§ **Aim**:
Every line with the string "dispensation" should be gathered.

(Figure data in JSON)
<<<<

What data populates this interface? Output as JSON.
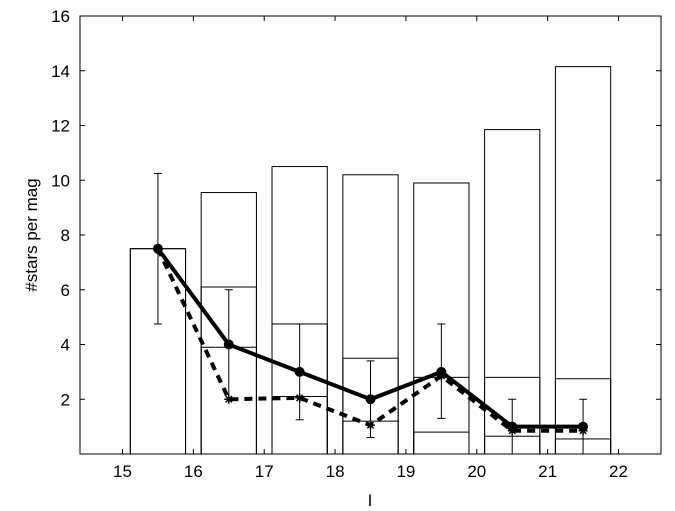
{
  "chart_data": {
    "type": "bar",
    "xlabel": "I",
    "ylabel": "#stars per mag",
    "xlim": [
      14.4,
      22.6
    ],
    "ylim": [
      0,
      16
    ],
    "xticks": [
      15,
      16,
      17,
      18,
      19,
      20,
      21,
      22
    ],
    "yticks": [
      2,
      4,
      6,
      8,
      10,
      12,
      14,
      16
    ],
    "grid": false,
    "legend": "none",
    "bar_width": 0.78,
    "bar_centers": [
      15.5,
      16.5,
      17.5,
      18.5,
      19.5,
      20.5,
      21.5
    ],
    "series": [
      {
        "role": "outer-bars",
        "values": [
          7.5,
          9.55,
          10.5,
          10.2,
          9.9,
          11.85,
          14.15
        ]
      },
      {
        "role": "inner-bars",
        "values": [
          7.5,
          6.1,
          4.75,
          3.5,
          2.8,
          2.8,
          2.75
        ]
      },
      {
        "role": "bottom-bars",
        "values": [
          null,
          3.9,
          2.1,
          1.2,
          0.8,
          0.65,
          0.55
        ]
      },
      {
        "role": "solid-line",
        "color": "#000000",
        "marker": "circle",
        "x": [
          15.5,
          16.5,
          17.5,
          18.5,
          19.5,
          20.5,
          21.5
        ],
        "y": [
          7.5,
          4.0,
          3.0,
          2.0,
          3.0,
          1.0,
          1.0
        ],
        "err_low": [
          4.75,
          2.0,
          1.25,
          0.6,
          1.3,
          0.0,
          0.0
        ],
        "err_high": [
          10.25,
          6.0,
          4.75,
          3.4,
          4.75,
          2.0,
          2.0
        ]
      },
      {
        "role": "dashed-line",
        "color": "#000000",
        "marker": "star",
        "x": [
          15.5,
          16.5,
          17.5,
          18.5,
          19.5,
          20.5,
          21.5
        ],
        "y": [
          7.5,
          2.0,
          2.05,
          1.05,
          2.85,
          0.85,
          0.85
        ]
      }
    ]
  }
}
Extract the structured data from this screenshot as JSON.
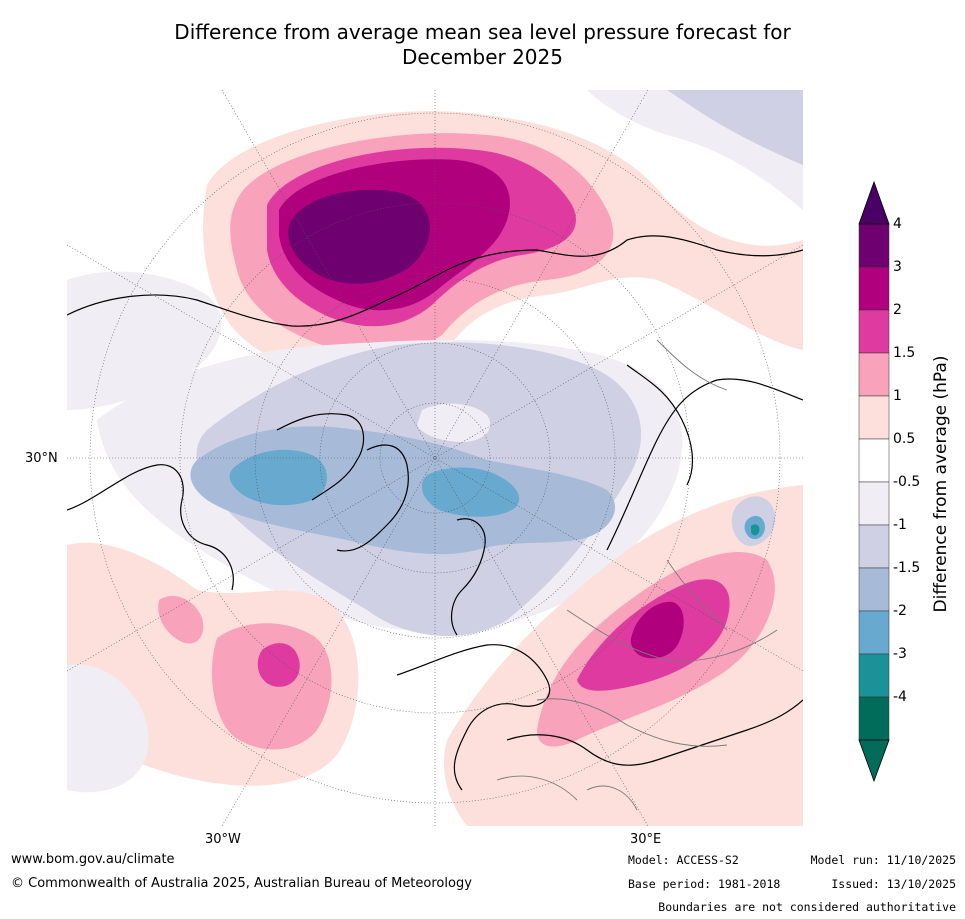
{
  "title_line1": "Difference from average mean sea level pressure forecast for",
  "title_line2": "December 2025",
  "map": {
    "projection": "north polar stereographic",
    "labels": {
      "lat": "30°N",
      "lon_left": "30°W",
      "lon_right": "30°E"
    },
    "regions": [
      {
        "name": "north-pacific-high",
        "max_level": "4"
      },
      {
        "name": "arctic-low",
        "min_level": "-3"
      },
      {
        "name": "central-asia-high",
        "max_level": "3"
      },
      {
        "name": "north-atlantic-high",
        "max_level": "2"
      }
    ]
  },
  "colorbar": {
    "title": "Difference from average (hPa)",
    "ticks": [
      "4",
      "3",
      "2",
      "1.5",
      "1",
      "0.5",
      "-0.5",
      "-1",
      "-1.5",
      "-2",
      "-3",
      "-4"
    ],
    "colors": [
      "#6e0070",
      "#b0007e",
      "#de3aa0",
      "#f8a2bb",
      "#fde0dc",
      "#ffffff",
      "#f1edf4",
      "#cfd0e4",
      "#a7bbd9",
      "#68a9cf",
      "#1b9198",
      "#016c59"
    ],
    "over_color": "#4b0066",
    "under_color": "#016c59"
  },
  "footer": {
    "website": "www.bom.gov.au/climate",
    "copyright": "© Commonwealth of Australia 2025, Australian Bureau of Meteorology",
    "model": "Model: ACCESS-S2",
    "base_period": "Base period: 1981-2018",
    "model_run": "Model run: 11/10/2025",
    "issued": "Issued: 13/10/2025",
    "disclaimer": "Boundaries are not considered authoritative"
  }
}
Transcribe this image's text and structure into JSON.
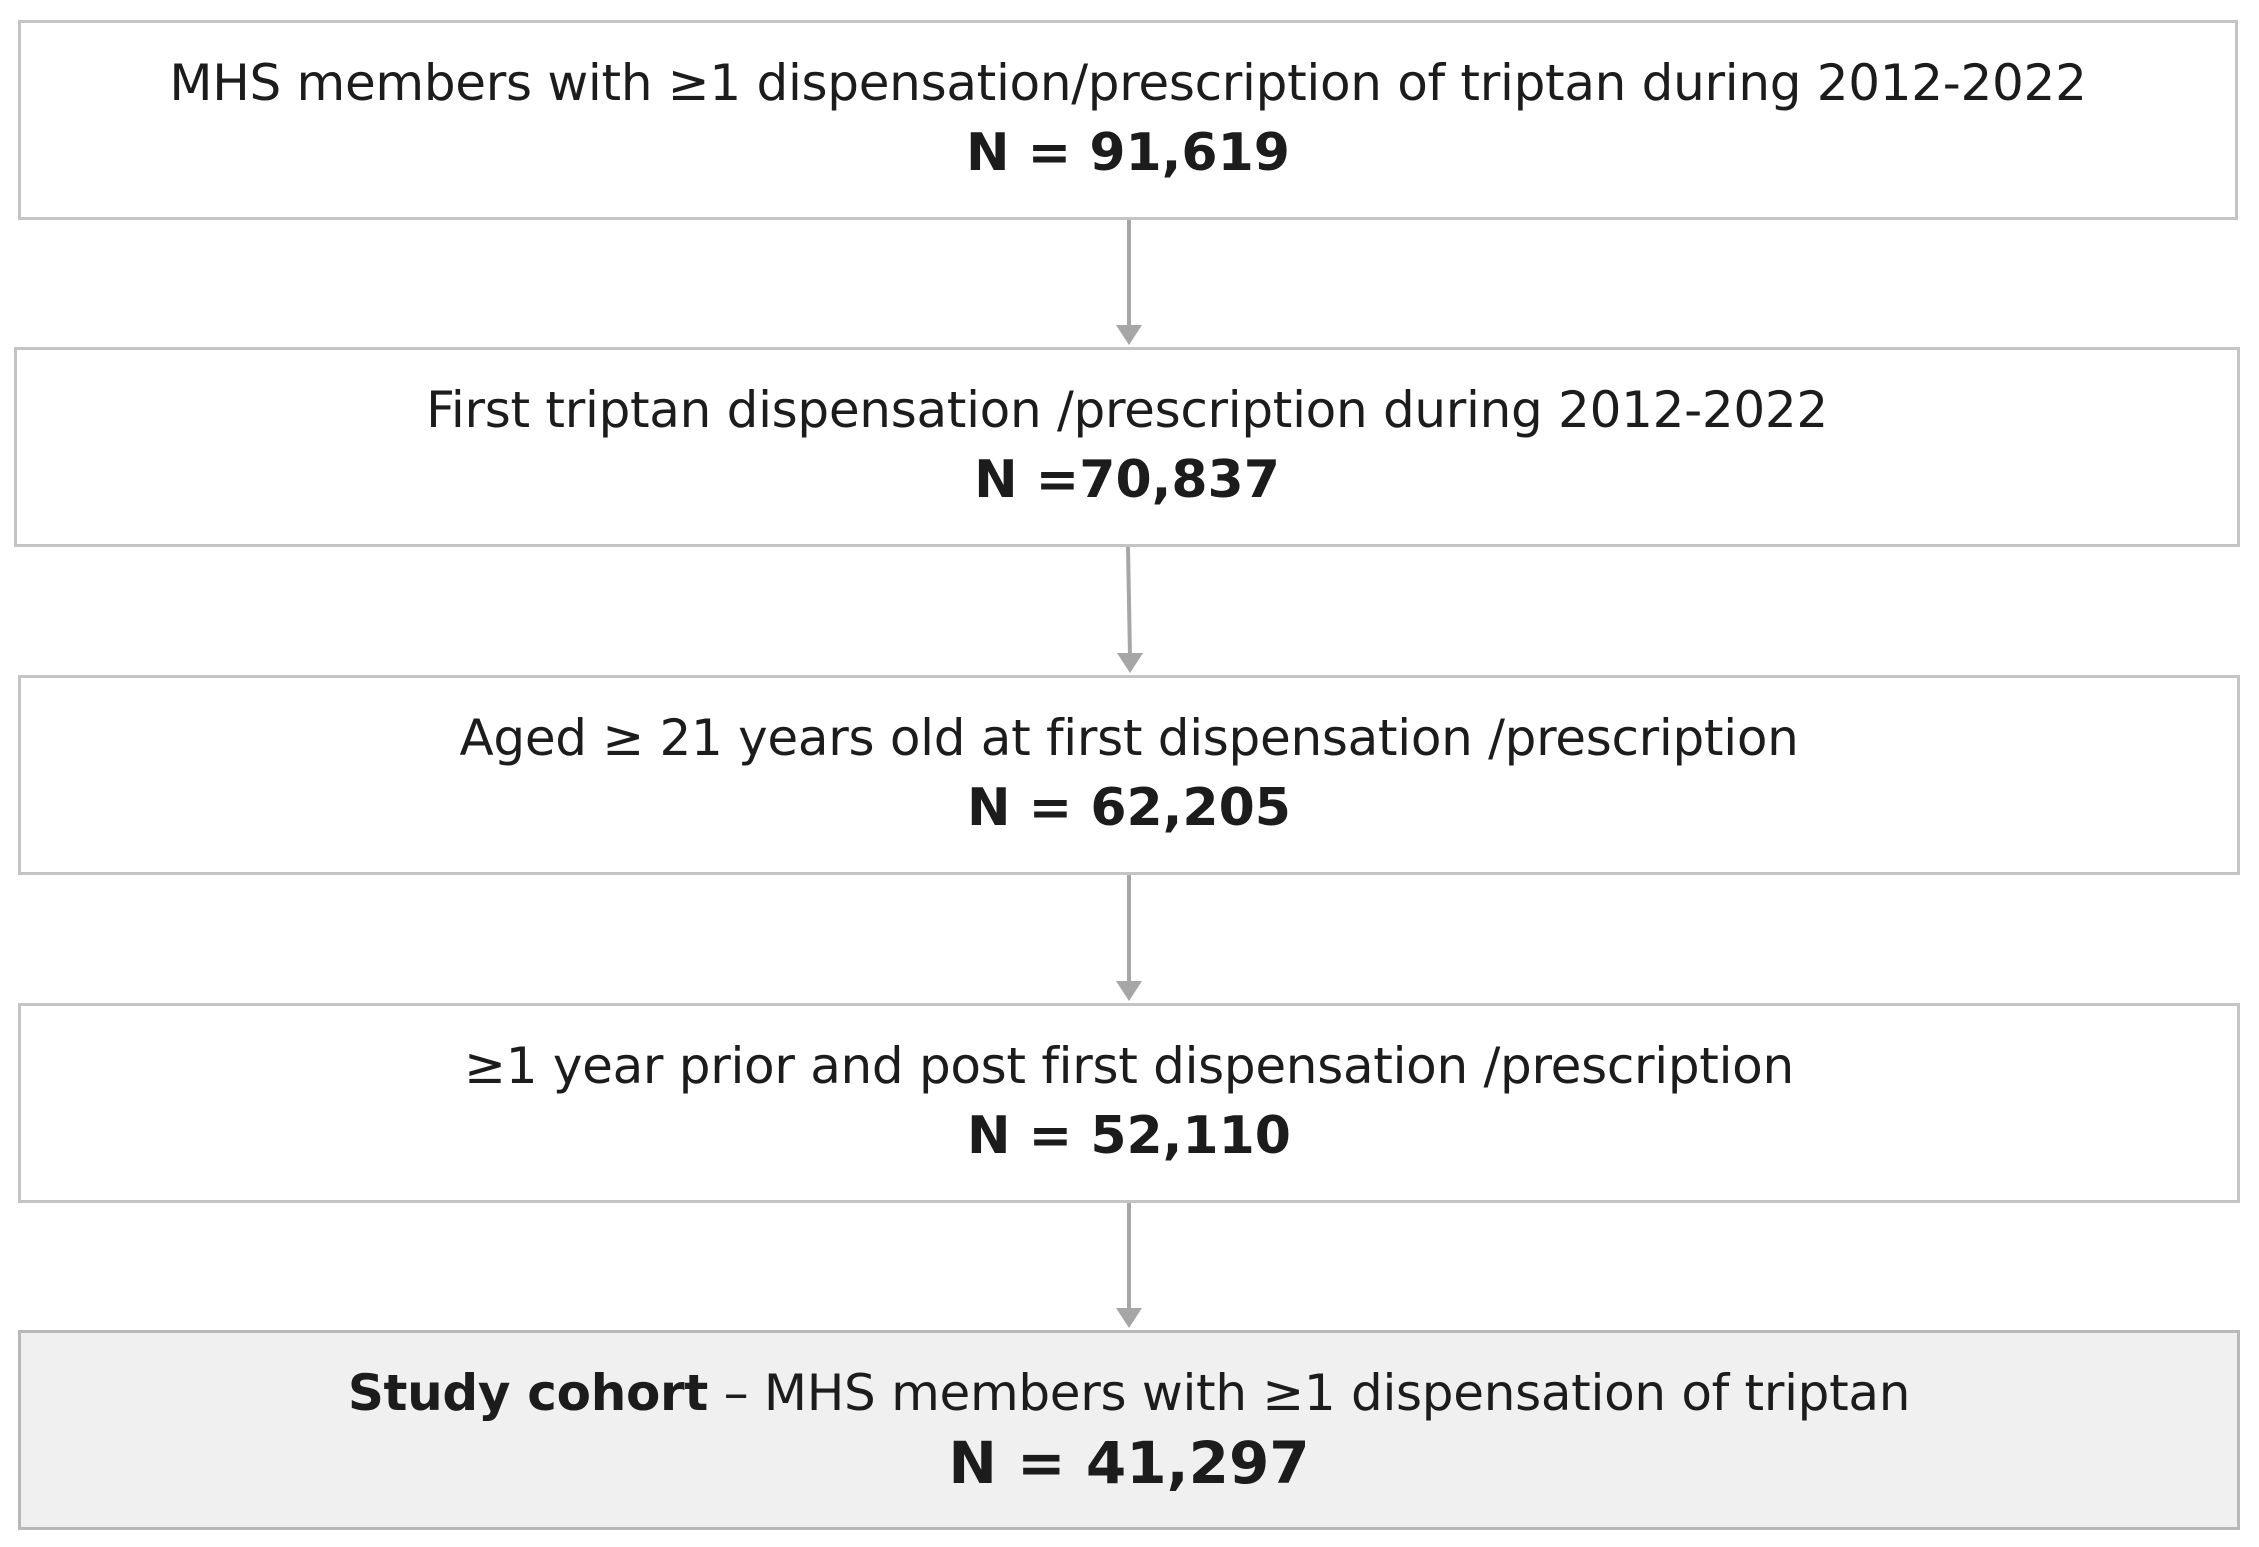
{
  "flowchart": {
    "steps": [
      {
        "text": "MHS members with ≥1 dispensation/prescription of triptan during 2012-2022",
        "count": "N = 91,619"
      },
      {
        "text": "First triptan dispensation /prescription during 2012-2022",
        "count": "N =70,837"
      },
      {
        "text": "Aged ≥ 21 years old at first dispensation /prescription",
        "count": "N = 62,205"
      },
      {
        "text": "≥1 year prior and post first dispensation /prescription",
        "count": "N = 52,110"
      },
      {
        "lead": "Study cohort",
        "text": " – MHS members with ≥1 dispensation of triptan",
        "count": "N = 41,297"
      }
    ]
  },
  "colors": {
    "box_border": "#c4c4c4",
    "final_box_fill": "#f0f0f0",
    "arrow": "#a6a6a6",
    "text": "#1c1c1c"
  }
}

>>>>

§ **Task output**:
        "text": "MHS members with ≥1 dispensation/prescription of triptan during 2012-2022",
        "text": "First triptan dispensation /prescription during 2012-2022",
        "text": "Aged ≥ 21 years old at first dispensation /prescription",
        "text": "≥1 year prior and post first dispensation /prescription",
        "text": " – MHS members with ≥1 dispensation of triptan",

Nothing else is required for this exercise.